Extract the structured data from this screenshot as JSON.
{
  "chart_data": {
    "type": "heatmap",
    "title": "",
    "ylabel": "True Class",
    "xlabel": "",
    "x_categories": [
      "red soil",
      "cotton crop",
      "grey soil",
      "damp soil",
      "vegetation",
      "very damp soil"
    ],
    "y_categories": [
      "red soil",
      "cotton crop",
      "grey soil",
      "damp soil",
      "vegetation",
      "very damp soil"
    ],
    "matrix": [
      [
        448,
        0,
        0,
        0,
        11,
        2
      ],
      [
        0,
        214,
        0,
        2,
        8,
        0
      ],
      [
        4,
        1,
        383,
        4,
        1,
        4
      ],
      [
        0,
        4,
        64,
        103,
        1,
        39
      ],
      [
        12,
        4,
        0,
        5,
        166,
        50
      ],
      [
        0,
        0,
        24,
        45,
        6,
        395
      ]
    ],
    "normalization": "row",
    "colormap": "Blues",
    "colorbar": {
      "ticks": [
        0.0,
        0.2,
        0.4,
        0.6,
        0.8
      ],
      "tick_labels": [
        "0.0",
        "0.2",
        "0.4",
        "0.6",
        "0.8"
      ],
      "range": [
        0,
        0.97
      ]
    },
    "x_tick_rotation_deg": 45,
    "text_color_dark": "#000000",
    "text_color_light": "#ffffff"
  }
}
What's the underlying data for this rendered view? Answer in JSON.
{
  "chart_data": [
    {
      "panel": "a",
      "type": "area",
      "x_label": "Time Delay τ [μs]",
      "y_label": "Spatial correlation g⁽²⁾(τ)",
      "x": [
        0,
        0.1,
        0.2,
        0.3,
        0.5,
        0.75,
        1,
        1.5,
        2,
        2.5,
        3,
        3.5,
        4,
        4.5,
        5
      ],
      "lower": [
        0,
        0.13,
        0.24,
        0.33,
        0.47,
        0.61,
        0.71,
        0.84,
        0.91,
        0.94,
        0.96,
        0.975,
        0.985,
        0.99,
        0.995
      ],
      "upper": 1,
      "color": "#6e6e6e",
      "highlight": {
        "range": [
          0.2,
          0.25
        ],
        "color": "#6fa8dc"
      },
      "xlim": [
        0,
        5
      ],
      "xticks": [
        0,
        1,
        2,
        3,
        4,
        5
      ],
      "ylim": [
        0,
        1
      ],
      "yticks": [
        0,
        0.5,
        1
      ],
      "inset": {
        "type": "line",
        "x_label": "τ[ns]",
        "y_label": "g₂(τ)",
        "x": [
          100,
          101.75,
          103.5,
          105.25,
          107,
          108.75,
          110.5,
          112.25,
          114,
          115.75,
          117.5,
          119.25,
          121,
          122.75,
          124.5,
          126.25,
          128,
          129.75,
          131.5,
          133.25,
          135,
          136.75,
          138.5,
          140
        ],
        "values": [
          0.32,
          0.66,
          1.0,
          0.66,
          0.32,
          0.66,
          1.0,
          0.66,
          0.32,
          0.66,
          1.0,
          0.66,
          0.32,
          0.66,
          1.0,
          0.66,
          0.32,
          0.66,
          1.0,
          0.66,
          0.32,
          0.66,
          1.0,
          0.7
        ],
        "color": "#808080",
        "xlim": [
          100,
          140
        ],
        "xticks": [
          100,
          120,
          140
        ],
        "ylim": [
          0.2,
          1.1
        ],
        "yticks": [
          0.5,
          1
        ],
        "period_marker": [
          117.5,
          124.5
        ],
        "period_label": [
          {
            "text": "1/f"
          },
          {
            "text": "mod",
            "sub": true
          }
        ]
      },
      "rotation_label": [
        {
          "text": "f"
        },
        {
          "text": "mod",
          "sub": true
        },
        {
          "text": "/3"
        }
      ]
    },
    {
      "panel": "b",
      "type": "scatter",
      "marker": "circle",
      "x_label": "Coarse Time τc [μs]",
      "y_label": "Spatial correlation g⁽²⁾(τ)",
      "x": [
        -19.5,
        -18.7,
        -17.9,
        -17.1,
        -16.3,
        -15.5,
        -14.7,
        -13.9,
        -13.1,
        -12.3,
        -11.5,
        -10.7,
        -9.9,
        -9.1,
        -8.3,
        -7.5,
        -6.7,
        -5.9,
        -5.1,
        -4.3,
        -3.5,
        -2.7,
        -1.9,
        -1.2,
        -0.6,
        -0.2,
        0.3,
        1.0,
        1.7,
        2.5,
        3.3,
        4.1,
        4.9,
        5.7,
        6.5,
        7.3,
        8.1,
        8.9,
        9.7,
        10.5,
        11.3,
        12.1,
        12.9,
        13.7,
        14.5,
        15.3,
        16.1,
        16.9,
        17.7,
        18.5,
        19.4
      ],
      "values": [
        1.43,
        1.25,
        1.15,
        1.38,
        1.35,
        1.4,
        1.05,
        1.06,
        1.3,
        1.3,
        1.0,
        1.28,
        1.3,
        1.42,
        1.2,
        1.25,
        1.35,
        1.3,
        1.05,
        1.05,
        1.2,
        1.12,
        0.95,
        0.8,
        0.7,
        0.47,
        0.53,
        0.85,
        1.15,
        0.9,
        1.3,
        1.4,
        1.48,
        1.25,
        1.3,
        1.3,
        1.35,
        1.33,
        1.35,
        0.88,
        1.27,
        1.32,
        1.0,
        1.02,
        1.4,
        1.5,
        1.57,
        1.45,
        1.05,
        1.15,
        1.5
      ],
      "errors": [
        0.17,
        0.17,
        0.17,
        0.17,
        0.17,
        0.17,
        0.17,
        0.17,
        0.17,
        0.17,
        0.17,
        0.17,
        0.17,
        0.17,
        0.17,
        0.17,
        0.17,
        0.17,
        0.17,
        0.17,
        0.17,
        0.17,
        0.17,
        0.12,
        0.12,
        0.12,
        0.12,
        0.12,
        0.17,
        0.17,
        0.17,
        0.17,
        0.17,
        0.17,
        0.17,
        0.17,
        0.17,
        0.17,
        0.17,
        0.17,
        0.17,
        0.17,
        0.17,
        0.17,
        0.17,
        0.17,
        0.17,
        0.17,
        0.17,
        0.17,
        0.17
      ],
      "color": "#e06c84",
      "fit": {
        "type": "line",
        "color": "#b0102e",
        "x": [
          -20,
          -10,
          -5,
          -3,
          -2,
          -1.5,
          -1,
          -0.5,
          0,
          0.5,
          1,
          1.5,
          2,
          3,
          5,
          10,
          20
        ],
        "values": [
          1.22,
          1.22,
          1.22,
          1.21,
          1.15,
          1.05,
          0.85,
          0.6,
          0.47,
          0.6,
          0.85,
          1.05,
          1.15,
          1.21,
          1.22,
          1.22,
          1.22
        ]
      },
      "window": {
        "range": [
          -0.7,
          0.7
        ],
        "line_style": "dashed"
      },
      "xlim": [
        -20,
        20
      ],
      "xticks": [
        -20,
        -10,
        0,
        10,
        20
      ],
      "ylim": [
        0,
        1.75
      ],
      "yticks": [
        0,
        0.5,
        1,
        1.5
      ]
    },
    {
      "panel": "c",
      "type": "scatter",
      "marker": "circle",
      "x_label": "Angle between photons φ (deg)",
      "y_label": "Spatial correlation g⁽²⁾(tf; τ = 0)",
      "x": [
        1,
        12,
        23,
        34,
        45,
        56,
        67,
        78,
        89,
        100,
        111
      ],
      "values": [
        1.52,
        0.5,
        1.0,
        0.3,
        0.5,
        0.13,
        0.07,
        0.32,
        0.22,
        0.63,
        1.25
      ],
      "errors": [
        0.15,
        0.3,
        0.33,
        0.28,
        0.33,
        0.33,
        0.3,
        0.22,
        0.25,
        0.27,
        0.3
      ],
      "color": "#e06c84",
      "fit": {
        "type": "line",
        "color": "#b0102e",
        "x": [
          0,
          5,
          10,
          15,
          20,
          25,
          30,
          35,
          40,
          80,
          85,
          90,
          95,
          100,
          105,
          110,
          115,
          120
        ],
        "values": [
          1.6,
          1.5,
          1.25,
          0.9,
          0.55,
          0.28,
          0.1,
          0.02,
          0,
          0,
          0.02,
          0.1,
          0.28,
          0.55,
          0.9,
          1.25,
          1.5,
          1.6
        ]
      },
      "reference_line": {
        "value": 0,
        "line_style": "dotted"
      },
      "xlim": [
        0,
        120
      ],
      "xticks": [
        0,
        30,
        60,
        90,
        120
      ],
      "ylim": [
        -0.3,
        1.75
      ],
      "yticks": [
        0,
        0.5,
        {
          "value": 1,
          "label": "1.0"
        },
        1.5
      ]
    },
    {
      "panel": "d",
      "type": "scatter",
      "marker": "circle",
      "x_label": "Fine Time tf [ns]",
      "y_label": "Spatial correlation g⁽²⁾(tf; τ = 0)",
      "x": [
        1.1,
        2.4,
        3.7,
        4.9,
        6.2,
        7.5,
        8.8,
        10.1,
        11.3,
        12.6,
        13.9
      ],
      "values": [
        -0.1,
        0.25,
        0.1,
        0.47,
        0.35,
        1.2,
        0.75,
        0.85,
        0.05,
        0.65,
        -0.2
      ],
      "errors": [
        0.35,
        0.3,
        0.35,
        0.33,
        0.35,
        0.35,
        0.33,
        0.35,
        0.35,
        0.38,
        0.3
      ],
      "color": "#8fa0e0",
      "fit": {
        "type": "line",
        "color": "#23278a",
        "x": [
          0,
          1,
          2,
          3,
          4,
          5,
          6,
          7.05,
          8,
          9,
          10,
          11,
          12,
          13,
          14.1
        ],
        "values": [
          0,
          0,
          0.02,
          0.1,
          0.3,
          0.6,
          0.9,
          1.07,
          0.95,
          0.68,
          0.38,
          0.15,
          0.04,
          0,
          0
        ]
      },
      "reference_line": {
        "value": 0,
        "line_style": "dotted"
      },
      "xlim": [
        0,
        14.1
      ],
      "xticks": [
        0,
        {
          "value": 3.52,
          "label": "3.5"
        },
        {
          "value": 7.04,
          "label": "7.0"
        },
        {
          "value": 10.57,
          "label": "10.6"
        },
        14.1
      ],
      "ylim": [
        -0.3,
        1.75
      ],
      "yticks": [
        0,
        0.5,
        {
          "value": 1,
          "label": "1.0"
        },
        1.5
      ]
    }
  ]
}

TASK INSTRUCTIONS:
Pull out every line containing "this".

RESULT OF THE TASK:
Extract the structured data from this screenshot as JSON.
What's the underlying data for this rendered view? Answer in JSON.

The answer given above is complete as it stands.